> **What you will do**:
Return every line of the material exactly.

## BEGIN Provided entries

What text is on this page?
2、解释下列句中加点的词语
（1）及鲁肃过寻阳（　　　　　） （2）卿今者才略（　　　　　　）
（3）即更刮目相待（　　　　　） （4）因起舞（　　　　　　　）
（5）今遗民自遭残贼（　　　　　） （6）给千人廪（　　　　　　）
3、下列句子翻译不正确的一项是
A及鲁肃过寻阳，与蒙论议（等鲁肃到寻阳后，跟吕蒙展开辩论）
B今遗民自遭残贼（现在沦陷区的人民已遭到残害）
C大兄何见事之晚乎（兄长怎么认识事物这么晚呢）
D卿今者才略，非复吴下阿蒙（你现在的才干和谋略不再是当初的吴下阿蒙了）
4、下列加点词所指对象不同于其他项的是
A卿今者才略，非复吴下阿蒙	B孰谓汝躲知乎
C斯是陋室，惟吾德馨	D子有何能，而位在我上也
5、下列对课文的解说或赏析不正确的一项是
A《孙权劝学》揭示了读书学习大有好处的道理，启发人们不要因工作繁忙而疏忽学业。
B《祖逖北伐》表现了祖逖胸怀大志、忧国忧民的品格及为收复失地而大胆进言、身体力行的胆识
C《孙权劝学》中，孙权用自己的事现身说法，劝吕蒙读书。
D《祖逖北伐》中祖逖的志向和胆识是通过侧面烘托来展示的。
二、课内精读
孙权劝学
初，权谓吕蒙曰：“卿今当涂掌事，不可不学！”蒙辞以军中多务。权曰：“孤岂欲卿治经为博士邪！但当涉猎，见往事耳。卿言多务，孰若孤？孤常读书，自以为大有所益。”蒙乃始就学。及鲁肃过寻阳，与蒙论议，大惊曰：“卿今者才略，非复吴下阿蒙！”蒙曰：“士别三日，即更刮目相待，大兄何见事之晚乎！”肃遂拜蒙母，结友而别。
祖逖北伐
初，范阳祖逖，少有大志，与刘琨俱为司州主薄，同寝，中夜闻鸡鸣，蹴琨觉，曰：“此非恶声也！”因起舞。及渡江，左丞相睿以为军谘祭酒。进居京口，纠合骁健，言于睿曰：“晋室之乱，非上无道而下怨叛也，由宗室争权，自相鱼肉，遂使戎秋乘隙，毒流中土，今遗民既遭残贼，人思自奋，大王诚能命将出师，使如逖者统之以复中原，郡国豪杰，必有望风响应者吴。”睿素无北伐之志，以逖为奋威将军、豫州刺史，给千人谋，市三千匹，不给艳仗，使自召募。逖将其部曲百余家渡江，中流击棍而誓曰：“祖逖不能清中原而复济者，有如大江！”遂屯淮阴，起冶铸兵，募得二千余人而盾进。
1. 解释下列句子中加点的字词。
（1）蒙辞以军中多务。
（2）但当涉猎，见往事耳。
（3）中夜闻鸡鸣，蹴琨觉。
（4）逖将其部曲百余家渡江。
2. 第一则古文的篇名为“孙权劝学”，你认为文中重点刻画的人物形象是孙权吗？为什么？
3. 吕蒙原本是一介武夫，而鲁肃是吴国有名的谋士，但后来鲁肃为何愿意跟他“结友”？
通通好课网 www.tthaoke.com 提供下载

## END Provided entries

> **Correct output**:
What text is on this page?
2、解释下列句中加点的词语
（1）及鲁肃过寻阳（　　　　　） （2）卿今者才略（　　　　　　）
（3）即更刮目相待（　　　　　） （4）因起舞（　　　　　　　）
（5）今遗民自遭残贼（　　　　　） （6）给千人廪（　　　　　　）
3、下列句子翻译不正确的一项是
A及鲁肃过寻阳，与蒙论议（等鲁肃到寻阳后，跟吕蒙展开辩论）
B今遗民自遭残贼（现在沦陷区的人民已遭到残害）
C大兄何见事之晚乎（兄长怎么认识事物这么晚呢）
D卿今者才略，非复吴下阿蒙（你现在的才干和谋略不再是当初的吴下阿蒙了）
4、下列加点词所指对象不同于其他项的是
A卿今者才略，非复吴下阿蒙	B孰谓汝躲知乎
C斯是陋室，惟吾德馨	D子有何能，而位在我上也
5、下列对课文的解说或赏析不正确的一项是
A《孙权劝学》揭示了读书学习大有好处的道理，启发人们不要因工作繁忙而疏忽学业。
B《祖逖北伐》表现了祖逖胸怀大志、忧国忧民的品格及为收复失地而大胆进言、身体力行的胆识
C《孙权劝学》中，孙权用自己的事现身说法，劝吕蒙读书。
D《祖逖北伐》中祖逖的志向和胆识是通过侧面烘托来展示的。
二、课内精读
孙权劝学
初，权谓吕蒙曰：“卿今当涂掌事，不可不学！”蒙辞以军中多务。权曰：“孤岂欲卿治经为博士邪！但当涉猎，见往事耳。卿言多务，孰若孤？孤常读书，自以为大有所益。”蒙乃始就学。及鲁肃过寻阳，与蒙论议，大惊曰：“卿今者才略，非复吴下阿蒙！”蒙曰：“士别三日，即更刮目相待，大兄何见事之晚乎！”肃遂拜蒙母，结友而别。
祖逖北伐
初，范阳祖逖，少有大志，与刘琨俱为司州主薄，同寝，中夜闻鸡鸣，蹴琨觉，曰：“此非恶声也！”因起舞。及渡江，左丞相睿以为军谘祭酒。进居京口，纠合骁健，言于睿曰：“晋室之乱，非上无道而下怨叛也，由宗室争权，自相鱼肉，遂使戎秋乘隙，毒流中土，今遗民既遭残贼，人思自奋，大王诚能命将出师，使如逖者统之以复中原，郡国豪杰，必有望风响应者吴。”睿素无北伐之志，以逖为奋威将军、豫州刺史，给千人谋，市三千匹，不给艳仗，使自召募。逖将其部曲百余家渡江，中流击棍而誓曰：“祖逖不能清中原而复济者，有如大江！”遂屯淮阴，起冶铸兵，募得二千余人而盾进。
1. 解释下列句子中加点的字词。
（1）蒙辞以军中多务。
（2）但当涉猎，见往事耳。
（3）中夜闻鸡鸣，蹴琨觉。
（4）逖将其部曲百余家渡江。
2. 第一则古文的篇名为“孙权劝学”，你认为文中重点刻画的人物形象是孙权吗？为什么？
3. 吕蒙原本是一介武夫，而鲁肃是吴国有名的谋士，但后来鲁肃为何愿意跟他“结友”？
通通好课网 www.tthaoke.com 提供下载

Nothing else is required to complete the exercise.